__TASK PROMPT__:
Some lines in the listing below may include the string "enjoying". How many are there? Give only the number.

__SUPPLIED MATERIAL__:
——————————

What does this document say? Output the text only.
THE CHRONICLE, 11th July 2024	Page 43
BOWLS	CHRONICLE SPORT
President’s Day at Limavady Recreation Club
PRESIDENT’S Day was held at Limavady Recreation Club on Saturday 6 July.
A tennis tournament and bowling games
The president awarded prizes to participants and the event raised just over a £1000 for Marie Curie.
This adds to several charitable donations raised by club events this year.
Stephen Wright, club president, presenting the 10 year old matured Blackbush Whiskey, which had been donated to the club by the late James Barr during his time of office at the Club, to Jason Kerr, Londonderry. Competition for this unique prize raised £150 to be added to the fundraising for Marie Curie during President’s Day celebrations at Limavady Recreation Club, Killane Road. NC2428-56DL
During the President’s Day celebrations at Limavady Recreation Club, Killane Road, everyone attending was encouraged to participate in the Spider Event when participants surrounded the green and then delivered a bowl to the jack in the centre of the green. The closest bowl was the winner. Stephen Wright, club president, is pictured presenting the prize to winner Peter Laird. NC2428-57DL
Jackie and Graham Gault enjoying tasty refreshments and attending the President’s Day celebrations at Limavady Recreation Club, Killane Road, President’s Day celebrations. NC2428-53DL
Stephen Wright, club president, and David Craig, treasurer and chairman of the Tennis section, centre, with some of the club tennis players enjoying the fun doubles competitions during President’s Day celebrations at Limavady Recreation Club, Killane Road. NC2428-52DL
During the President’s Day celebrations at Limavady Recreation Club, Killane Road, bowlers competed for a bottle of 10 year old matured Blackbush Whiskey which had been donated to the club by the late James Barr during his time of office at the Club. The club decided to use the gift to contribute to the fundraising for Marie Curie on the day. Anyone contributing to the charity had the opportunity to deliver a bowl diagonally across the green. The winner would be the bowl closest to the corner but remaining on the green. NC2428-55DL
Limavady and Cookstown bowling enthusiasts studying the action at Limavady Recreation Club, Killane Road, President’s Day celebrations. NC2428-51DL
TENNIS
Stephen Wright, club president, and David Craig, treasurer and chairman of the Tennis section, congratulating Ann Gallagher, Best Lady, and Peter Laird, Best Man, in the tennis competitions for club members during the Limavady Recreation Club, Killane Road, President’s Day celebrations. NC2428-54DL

——————————

__SOLUTION BELOW__:
2